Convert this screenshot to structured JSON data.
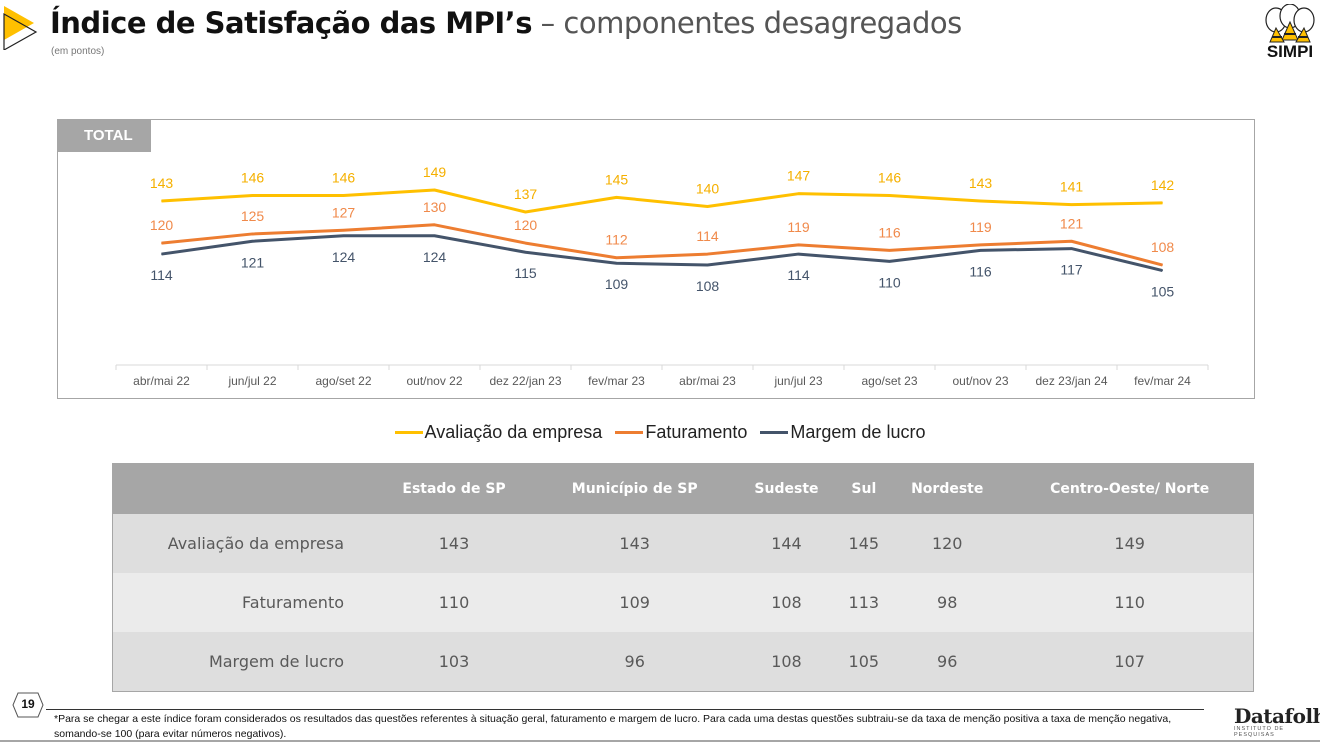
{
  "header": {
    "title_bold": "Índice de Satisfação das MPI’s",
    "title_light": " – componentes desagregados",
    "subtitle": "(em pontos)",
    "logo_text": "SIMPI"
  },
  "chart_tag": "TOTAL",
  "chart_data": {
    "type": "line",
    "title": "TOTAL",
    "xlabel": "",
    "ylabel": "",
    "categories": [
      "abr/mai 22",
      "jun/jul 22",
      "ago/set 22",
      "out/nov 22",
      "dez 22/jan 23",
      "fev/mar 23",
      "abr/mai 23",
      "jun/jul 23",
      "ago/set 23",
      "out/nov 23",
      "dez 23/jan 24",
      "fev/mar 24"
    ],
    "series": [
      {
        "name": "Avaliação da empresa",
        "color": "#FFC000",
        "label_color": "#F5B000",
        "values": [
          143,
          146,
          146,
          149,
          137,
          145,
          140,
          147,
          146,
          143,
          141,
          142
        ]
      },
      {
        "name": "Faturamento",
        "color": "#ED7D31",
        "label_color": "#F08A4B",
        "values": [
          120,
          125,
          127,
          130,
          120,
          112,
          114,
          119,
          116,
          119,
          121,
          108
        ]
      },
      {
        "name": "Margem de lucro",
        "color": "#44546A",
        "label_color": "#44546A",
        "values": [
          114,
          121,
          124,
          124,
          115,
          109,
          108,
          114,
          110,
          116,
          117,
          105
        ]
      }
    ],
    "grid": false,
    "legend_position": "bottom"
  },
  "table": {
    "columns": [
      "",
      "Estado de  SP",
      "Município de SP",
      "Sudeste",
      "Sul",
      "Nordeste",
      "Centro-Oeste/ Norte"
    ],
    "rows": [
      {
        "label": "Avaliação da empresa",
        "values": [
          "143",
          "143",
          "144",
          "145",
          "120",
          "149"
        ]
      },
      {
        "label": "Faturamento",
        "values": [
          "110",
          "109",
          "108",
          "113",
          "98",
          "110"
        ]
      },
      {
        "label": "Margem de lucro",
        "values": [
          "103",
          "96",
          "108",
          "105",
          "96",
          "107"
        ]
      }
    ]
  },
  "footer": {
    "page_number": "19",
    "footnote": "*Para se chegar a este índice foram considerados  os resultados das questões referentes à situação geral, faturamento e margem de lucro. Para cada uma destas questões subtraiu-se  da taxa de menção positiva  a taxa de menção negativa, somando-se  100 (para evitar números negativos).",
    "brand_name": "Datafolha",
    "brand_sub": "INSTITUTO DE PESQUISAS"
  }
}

────────────────

◆ Task objective ◆
Reproduce each line of the records exactly, and omit every picture.

◆ Exercise output ◆
Convert this screenshot to structured JSON data.
{
  "header": {
    "title_bold": "Índice de Satisfação das MPI’s",
    "title_light": " – componentes desagregados",
    "subtitle": "(em pontos)",
    "logo_text": "SIMPI"
  },
  "chart_tag": "TOTAL",
  "chart_data": {
    "type": "line",
    "title": "TOTAL",
    "xlabel": "",
    "ylabel": "",
    "categories": [
      "abr/mai 22",
      "jun/jul 22",
      "ago/set 22",
      "out/nov 22",
      "dez 22/jan 23",
      "fev/mar 23",
      "abr/mai 23",
      "jun/jul 23",
      "ago/set 23",
      "out/nov 23",
      "dez 23/jan 24",
      "fev/mar 24"
    ],
    "series": [
      {
        "name": "Avaliação da empresa",
        "color": "#FFC000",
        "label_color": "#F5B000",
        "values": [
          143,
          146,
          146,
          149,
          137,
          145,
          140,
          147,
          146,
          143,
          141,
          142
        ]
      },
      {
        "name": "Faturamento",
        "color": "#ED7D31",
        "label_color": "#F08A4B",
        "values": [
          120,
          125,
          127,
          130,
          120,
          112,
          114,
          119,
          116,
          119,
          121,
          108
        ]
      },
      {
        "name": "Margem de lucro",
        "color": "#44546A",
        "label_color": "#44546A",
        "values": [
          114,
          121,
          124,
          124,
          115,
          109,
          108,
          114,
          110,
          116,
          117,
          105
        ]
      }
    ],
    "grid": false,
    "legend_position": "bottom"
  },
  "table": {
    "columns": [
      "",
      "Estado de  SP",
      "Município de SP",
      "Sudeste",
      "Sul",
      "Nordeste",
      "Centro-Oeste/ Norte"
    ],
    "rows": [
      {
        "label": "Avaliação da empresa",
        "values": [
          "143",
          "143",
          "144",
          "145",
          "120",
          "149"
        ]
      },
      {
        "label": "Faturamento",
        "values": [
          "110",
          "109",
          "108",
          "113",
          "98",
          "110"
        ]
      },
      {
        "label": "Margem de lucro",
        "values": [
          "103",
          "96",
          "108",
          "105",
          "96",
          "107"
        ]
      }
    ]
  },
  "footer": {
    "page_number": "19",
    "footnote": "*Para se chegar a este índice foram considerados  os resultados das questões referentes à situação geral, faturamento e margem de lucro. Para cada uma destas questões subtraiu-se  da taxa de menção positiva  a taxa de menção negativa, somando-se  100 (para evitar números negativos).",
    "brand_name": "Datafolha",
    "brand_sub": "INSTITUTO DE PESQUISAS"
  }
}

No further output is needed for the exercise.